##### DATASET EXTRACT
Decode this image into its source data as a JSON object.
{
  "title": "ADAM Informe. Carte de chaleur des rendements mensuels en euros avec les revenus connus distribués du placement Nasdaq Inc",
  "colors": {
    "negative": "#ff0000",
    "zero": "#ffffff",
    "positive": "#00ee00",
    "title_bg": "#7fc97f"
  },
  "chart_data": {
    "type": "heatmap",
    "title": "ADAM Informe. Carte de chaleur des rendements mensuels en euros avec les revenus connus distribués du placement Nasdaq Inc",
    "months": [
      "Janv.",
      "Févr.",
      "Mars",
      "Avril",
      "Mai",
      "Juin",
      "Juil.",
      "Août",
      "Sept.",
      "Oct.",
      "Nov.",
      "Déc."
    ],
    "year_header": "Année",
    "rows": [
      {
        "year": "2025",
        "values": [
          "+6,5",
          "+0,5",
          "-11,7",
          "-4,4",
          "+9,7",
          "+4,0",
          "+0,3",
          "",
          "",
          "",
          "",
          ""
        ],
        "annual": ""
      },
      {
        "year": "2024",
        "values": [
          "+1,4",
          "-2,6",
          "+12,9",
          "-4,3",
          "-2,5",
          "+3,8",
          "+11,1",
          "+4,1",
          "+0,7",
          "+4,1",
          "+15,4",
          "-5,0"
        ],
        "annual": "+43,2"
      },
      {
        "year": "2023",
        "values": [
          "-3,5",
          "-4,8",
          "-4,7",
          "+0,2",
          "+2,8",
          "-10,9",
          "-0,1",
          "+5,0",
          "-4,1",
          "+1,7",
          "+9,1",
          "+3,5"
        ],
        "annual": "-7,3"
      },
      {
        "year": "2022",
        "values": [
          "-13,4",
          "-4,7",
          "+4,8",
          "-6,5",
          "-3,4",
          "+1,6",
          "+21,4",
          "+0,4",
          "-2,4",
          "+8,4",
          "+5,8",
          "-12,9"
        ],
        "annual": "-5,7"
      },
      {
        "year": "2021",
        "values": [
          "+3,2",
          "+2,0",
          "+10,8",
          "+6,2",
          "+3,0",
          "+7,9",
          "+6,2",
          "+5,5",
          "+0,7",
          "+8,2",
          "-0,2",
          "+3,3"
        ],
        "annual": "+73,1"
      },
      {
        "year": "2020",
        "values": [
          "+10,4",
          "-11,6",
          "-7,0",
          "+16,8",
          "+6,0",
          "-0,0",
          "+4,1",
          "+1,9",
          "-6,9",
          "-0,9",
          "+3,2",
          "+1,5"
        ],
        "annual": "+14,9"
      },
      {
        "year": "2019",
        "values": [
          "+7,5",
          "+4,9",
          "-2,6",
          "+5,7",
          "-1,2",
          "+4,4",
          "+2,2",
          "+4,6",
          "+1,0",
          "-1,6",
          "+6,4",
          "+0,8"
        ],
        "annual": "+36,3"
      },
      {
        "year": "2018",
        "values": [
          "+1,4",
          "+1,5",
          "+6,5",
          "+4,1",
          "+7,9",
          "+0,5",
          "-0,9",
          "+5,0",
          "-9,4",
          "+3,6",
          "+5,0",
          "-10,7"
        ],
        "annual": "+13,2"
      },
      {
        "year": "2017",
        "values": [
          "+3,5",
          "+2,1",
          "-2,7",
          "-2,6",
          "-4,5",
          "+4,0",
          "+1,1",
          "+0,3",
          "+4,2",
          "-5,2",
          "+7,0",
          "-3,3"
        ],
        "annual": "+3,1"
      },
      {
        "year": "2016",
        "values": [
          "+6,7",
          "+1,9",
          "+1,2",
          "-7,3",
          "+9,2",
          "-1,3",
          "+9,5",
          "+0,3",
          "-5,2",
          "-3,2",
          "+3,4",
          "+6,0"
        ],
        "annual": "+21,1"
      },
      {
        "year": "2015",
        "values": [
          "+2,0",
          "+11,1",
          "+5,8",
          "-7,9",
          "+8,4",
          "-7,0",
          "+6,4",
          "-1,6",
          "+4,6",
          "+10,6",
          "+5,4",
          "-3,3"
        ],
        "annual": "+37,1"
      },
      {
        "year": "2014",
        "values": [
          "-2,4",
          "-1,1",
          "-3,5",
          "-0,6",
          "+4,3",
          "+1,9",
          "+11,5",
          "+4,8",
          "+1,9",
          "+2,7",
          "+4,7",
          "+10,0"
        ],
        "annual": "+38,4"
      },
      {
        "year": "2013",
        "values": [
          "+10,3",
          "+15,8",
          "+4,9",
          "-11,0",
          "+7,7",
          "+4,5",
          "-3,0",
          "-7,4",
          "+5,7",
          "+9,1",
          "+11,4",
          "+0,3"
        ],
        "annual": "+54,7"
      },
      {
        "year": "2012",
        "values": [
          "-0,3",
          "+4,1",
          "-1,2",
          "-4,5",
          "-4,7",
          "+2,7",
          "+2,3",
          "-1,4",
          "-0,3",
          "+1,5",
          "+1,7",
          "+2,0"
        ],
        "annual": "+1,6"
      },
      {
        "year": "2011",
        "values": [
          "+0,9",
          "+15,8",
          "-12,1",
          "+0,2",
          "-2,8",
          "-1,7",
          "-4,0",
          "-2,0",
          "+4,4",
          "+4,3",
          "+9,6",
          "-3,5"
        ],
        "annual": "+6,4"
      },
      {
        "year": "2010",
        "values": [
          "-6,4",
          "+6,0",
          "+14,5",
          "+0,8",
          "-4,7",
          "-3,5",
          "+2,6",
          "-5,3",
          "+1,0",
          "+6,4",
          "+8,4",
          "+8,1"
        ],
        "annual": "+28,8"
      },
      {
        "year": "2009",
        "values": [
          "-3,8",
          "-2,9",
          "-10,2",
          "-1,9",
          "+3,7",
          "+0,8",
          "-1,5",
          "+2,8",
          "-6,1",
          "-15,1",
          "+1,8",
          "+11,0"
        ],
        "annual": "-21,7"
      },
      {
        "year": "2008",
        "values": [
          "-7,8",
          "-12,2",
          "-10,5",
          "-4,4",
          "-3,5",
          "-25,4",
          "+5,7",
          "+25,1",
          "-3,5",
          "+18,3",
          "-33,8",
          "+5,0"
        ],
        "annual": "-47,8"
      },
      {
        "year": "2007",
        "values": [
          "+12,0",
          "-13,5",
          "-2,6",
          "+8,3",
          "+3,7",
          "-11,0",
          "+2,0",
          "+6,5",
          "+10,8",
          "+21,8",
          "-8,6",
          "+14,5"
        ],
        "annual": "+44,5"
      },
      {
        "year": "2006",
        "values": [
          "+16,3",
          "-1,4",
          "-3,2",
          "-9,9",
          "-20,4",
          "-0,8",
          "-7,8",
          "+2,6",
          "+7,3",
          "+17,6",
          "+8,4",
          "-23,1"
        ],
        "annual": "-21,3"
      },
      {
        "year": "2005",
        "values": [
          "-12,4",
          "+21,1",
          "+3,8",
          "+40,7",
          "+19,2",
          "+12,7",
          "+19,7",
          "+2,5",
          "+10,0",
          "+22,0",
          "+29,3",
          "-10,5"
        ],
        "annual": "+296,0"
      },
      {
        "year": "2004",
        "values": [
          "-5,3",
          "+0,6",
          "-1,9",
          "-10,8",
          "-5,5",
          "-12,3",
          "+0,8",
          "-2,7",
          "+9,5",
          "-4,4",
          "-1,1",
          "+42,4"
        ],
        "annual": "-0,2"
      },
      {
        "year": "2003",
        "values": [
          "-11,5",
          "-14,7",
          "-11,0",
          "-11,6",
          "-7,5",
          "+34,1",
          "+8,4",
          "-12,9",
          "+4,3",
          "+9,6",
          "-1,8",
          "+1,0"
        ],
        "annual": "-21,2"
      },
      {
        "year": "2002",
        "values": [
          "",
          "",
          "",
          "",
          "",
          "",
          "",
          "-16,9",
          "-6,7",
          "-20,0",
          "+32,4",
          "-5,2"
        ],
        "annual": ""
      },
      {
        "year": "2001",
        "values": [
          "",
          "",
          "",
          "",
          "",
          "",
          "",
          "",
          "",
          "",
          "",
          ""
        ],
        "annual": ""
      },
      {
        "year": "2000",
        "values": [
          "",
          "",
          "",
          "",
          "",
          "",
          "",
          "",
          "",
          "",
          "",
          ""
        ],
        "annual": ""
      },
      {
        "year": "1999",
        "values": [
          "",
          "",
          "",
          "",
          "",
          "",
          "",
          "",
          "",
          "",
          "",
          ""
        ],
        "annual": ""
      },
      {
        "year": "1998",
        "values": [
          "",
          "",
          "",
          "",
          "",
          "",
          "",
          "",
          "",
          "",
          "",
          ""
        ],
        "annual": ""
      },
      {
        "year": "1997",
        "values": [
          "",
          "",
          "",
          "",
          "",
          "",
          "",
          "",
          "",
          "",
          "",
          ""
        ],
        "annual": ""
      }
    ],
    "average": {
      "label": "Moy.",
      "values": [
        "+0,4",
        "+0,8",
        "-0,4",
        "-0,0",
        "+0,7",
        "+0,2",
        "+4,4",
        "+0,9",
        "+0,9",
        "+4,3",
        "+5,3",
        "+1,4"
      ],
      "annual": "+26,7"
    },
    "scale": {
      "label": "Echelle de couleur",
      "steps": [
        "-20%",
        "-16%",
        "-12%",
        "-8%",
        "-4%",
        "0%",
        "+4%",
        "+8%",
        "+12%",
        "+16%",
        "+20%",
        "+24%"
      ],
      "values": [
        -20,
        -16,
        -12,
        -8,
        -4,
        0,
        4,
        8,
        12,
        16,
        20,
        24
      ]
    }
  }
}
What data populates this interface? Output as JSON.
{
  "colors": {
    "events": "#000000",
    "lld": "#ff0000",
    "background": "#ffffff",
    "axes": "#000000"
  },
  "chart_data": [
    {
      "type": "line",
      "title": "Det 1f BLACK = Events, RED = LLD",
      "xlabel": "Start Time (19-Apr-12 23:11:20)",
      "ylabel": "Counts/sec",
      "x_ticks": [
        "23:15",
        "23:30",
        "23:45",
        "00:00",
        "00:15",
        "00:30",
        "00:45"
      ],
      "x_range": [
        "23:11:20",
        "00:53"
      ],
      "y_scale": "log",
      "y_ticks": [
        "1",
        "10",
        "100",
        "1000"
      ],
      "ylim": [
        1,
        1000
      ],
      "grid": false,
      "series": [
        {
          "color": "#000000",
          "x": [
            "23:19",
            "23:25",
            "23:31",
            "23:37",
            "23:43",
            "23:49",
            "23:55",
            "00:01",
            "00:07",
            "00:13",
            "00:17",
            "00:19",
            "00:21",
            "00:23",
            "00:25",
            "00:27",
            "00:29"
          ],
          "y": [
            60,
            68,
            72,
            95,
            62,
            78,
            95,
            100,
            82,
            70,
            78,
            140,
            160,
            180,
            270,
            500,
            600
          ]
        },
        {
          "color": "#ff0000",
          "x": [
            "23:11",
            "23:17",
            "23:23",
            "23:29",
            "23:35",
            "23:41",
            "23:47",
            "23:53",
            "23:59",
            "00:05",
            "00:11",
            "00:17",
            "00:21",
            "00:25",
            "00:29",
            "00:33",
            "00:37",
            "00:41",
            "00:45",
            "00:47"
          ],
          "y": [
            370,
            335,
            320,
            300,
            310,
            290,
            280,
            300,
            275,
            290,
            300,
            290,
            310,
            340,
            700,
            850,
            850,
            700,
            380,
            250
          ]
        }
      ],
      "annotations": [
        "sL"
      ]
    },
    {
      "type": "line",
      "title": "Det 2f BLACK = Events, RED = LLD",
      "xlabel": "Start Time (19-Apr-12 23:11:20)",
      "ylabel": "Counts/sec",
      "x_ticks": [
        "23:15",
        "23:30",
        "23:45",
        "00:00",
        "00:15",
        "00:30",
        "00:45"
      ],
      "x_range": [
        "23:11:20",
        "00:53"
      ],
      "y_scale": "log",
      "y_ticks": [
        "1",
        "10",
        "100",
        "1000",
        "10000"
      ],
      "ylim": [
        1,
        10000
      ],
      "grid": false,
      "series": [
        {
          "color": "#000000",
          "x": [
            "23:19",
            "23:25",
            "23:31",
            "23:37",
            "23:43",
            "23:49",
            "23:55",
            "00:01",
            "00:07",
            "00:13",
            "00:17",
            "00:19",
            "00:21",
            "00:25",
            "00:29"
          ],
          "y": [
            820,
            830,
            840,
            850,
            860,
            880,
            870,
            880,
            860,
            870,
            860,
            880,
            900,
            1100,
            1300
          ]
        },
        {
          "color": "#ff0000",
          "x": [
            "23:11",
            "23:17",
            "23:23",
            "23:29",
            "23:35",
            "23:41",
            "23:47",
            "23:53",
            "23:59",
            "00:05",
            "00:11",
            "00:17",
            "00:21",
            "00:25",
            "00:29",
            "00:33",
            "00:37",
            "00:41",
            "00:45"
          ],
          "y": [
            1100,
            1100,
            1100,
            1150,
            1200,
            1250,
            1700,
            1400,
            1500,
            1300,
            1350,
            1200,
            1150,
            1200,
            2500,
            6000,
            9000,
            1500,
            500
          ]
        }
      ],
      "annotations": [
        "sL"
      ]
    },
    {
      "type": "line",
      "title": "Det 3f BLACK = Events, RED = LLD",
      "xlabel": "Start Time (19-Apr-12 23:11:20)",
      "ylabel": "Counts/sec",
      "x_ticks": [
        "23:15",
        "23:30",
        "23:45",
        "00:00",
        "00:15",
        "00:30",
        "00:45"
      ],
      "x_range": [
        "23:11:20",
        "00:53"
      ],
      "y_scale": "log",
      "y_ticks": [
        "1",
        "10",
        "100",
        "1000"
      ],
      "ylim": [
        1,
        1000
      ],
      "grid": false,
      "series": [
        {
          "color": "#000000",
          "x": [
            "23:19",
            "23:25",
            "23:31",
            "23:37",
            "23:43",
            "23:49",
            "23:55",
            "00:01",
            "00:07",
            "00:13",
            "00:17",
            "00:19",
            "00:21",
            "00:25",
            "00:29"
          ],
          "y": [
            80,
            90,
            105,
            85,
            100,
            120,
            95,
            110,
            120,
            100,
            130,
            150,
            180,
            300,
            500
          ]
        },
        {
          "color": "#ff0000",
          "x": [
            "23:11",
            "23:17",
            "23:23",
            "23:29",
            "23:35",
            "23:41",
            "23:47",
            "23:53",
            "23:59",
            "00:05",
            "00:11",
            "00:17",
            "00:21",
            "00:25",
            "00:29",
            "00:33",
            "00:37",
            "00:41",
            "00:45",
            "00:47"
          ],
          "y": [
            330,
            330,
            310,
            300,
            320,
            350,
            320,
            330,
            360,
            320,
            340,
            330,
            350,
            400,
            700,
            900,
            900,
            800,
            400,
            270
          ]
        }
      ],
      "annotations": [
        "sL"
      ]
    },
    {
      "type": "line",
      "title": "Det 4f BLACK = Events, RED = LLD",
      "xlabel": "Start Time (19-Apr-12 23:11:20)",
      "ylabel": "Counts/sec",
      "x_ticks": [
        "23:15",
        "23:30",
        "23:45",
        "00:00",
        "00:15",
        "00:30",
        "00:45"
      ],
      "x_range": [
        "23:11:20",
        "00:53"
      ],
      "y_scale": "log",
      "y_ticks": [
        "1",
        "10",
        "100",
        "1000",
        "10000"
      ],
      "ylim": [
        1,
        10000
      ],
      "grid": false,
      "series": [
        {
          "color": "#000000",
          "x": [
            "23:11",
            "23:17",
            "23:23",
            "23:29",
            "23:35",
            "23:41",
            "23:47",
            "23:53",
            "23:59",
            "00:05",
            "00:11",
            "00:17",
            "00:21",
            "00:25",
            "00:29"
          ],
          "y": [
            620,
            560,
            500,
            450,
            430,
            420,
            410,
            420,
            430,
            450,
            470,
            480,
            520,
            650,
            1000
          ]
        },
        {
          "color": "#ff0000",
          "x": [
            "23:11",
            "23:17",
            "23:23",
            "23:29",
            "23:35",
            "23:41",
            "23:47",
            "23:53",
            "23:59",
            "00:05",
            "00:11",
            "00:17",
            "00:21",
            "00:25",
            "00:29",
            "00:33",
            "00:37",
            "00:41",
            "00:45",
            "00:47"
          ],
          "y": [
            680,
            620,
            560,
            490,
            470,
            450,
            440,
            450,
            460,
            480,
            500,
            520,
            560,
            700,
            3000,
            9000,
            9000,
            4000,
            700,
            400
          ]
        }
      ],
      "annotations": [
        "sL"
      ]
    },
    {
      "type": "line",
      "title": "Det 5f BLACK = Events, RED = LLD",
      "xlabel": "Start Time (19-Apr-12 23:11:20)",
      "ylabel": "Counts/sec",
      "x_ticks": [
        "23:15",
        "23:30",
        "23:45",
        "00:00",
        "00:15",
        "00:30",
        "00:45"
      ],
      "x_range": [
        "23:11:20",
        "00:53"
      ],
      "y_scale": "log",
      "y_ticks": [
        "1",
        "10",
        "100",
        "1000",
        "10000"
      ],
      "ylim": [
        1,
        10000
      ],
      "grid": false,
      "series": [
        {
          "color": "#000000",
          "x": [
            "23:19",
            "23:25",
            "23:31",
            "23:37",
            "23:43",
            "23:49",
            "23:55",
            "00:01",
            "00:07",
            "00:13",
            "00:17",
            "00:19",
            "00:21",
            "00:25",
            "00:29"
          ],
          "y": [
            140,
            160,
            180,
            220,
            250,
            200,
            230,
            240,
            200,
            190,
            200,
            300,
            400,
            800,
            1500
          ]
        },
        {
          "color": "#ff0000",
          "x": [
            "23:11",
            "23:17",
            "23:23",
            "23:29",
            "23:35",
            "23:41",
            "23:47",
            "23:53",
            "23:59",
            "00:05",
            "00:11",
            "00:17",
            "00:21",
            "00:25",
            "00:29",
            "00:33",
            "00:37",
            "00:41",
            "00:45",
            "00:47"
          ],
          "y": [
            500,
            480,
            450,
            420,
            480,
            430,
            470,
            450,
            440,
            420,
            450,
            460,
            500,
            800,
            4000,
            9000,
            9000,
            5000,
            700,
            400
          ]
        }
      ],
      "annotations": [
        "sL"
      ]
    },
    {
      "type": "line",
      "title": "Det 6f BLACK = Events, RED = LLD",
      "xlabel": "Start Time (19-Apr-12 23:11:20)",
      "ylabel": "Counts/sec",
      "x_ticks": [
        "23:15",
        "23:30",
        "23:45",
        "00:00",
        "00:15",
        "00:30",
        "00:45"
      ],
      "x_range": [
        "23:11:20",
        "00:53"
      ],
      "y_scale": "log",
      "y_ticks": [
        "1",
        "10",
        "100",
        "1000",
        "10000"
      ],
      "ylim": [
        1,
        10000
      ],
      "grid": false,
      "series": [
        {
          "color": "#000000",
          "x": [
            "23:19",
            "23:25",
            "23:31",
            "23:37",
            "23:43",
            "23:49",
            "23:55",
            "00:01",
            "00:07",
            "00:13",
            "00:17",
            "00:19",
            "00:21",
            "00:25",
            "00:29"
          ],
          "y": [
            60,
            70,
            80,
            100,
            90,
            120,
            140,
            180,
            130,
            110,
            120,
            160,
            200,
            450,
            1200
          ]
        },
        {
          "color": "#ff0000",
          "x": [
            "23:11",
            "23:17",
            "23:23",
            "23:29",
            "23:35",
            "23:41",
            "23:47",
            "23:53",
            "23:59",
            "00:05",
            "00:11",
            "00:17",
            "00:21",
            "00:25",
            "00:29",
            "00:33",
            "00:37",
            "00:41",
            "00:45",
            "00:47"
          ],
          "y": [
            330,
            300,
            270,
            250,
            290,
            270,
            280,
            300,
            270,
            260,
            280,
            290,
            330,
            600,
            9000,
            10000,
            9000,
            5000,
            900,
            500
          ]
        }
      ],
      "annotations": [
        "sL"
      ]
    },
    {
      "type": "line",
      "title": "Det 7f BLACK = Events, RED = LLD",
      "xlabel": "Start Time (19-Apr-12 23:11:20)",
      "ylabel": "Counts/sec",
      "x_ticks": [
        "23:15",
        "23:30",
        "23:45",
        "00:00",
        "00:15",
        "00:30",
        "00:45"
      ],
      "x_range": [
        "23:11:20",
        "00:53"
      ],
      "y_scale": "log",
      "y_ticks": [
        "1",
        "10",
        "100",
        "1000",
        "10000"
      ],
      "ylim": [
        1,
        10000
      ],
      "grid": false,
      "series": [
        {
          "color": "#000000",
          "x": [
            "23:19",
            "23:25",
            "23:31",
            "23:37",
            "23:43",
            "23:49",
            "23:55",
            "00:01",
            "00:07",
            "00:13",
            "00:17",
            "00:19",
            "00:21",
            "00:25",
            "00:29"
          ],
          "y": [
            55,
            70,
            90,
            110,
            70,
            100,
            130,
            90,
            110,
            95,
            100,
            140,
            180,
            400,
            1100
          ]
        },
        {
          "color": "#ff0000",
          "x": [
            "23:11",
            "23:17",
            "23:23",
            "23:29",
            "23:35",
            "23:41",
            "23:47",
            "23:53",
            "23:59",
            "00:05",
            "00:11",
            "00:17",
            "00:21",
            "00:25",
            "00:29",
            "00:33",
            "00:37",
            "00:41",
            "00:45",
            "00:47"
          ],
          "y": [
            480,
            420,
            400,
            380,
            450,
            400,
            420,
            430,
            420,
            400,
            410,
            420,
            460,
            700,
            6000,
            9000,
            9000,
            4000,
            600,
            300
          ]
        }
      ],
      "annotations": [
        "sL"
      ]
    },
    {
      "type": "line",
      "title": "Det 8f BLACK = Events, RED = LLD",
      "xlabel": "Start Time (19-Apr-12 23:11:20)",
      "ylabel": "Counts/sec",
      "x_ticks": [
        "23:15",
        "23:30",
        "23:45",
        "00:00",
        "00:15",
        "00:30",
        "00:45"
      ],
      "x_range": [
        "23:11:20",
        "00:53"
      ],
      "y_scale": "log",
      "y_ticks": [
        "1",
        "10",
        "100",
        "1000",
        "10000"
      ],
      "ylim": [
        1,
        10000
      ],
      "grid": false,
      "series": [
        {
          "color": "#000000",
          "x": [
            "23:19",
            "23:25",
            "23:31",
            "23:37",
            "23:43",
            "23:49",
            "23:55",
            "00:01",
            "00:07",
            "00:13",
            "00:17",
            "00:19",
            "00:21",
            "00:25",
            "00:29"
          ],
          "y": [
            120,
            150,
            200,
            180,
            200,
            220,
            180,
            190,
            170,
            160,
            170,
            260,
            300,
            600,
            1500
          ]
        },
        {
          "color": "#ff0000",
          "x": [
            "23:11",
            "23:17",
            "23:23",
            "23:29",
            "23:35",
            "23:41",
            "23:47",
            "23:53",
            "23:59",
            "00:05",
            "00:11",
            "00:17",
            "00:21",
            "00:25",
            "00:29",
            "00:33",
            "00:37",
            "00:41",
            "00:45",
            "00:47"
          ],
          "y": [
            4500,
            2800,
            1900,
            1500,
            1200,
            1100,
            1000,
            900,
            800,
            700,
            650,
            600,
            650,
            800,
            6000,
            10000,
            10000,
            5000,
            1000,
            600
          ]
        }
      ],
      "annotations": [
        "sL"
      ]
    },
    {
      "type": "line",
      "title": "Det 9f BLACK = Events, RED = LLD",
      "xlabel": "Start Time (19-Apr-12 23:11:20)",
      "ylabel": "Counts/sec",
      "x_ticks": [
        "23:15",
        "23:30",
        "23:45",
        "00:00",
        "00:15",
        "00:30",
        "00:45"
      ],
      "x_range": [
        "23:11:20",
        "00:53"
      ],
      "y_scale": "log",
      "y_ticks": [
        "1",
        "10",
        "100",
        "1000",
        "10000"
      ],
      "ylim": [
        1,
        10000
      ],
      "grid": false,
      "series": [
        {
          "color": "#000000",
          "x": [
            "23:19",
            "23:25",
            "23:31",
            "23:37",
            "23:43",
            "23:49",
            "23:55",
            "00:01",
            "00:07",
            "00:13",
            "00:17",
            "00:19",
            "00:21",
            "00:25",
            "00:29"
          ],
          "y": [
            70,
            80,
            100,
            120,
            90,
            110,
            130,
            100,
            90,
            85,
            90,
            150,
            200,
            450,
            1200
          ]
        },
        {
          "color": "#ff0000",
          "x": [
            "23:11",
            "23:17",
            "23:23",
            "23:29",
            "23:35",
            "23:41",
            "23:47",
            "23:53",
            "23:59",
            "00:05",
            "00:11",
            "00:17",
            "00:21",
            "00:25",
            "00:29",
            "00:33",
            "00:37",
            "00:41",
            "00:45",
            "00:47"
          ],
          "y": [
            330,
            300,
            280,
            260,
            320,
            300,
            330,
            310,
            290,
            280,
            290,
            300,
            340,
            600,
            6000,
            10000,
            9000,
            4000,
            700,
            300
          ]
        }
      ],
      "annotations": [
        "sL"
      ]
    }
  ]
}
##########
SET PROBLEM: Copy each line that contains the word "rendements".

THE RESPONSE:
  "title": "ADAM Informe. Carte de chaleur des rendements mensuels en euros avec les revenus connus distribués du placement Nasdaq Inc",
    "title": "ADAM Informe. Carte de chaleur des rendements mensuels en euros avec les revenus connus distribués du placement Nasdaq Inc",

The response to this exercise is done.